Task goal: Below are the entries; state how many of their lines contain the string "Centre", and nothing more.

════════════════════

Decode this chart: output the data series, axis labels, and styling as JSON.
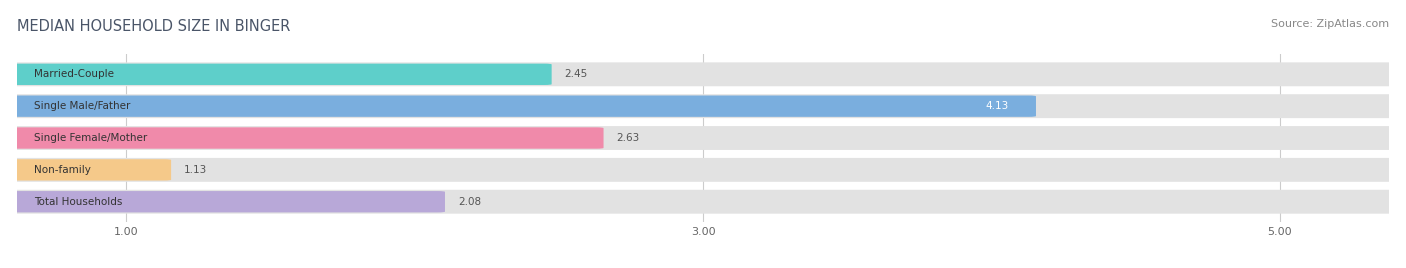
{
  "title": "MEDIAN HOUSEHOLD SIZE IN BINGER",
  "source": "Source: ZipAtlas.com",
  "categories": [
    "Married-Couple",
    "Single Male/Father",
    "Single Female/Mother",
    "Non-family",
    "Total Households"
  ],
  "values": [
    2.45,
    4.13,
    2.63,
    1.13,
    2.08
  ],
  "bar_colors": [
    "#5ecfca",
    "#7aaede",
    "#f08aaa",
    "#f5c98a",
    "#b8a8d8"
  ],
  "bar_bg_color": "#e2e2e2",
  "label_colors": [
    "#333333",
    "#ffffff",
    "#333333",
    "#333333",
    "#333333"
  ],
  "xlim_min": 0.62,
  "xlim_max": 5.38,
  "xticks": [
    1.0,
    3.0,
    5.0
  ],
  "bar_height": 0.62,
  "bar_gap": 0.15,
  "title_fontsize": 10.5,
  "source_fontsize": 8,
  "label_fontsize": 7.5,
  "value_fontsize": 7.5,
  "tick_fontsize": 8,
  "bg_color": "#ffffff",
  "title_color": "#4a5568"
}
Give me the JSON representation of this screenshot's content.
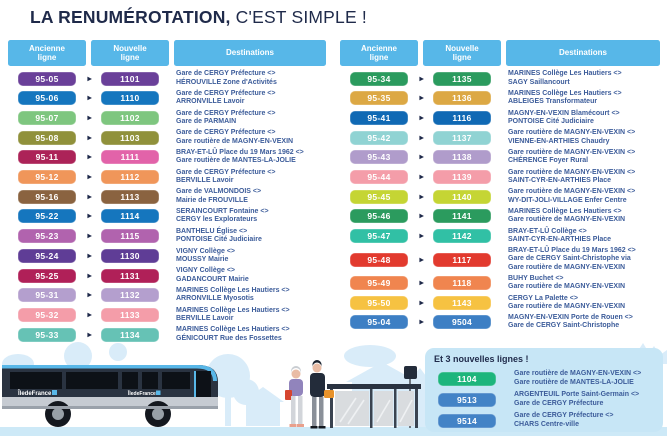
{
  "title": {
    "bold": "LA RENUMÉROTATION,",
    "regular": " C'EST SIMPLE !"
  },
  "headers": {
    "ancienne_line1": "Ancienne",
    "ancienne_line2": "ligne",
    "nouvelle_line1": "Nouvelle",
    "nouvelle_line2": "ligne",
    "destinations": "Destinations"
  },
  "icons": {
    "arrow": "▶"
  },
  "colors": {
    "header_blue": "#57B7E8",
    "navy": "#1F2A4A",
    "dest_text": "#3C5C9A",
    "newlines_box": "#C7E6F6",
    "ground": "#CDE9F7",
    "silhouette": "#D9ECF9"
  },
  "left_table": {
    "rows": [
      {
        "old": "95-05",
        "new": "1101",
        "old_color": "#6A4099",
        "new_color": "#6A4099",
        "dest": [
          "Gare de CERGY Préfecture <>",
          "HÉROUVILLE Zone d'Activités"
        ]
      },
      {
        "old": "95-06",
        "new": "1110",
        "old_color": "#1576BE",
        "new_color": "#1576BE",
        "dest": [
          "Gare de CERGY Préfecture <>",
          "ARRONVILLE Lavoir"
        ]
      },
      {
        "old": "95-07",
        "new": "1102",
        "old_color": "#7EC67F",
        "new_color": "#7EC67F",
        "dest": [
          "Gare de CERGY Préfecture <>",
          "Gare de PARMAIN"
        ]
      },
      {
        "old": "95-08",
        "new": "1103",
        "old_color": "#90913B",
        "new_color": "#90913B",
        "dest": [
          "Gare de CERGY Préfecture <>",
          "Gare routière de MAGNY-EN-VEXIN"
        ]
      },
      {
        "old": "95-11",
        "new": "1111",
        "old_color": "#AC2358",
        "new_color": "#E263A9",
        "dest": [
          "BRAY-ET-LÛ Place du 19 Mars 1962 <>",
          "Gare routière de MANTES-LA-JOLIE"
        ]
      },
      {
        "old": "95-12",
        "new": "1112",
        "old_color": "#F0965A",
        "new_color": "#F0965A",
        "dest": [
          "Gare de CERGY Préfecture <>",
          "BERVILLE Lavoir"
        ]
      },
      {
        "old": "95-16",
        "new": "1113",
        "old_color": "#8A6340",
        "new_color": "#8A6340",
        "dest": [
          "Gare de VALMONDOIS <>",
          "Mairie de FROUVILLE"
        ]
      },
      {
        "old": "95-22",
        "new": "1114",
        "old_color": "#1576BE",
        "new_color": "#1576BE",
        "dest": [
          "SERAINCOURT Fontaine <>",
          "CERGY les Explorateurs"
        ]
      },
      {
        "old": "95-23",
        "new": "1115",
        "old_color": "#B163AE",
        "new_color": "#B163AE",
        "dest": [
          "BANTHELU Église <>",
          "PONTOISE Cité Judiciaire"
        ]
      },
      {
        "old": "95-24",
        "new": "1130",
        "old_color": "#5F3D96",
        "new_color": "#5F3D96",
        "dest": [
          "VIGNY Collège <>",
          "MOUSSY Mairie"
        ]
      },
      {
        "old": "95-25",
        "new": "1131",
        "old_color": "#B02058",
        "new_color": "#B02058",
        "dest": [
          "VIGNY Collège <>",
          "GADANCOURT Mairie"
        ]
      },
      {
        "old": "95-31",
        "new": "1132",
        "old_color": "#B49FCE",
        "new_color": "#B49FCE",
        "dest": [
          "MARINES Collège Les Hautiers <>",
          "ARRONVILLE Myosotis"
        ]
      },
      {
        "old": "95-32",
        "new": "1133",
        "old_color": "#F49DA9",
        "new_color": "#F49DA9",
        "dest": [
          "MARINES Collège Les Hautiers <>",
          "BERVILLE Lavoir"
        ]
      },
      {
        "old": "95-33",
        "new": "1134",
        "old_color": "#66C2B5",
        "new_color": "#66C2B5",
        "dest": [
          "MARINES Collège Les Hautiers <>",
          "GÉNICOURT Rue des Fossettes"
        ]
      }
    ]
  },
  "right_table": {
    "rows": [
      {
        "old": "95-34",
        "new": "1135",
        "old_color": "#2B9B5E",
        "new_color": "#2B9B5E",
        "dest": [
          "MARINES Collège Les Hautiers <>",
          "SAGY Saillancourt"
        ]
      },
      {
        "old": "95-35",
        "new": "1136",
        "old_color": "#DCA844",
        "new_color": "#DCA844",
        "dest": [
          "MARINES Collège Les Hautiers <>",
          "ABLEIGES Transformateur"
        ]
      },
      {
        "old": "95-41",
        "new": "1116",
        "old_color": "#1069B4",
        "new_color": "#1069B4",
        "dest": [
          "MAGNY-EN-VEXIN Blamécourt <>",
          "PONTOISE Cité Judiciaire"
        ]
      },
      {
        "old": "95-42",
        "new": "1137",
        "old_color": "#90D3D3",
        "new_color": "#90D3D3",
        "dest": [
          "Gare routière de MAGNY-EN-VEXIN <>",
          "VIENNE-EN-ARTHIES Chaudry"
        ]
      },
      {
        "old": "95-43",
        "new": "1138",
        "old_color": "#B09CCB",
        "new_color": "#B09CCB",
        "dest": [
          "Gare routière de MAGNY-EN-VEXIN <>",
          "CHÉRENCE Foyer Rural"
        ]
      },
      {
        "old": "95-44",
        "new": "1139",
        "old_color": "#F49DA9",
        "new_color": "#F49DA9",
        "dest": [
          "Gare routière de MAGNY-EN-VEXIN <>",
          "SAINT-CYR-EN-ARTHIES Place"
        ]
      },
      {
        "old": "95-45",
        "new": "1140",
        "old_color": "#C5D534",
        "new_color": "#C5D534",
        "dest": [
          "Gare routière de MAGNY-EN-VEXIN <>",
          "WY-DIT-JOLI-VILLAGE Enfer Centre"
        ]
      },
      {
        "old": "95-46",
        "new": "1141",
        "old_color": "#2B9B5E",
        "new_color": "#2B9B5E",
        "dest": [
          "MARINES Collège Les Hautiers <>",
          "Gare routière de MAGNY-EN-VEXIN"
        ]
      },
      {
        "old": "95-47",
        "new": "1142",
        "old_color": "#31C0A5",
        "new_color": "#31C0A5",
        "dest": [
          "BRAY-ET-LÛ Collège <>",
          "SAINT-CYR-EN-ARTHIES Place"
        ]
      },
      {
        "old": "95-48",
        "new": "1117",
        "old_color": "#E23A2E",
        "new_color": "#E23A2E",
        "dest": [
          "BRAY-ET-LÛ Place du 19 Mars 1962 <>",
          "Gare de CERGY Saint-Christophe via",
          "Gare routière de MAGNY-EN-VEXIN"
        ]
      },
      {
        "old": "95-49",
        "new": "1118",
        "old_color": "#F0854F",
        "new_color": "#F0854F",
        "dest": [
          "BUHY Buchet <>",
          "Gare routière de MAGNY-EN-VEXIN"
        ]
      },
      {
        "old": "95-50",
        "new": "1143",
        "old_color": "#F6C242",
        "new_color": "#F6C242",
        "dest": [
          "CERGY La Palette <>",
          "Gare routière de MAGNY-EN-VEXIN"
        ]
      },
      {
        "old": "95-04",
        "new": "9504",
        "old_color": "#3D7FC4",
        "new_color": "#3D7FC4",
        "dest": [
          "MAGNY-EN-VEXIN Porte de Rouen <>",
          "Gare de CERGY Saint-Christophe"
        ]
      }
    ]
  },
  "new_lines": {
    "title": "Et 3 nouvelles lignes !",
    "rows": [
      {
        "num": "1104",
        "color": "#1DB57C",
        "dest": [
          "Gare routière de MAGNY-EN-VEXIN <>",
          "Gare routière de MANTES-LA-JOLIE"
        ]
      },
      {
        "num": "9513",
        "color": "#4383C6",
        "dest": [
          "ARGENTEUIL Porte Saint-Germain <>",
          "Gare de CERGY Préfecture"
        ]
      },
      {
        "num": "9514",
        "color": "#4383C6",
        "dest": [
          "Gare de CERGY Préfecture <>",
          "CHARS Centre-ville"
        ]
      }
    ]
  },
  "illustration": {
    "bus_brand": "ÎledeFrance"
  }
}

════════════════════

Answer in full: 2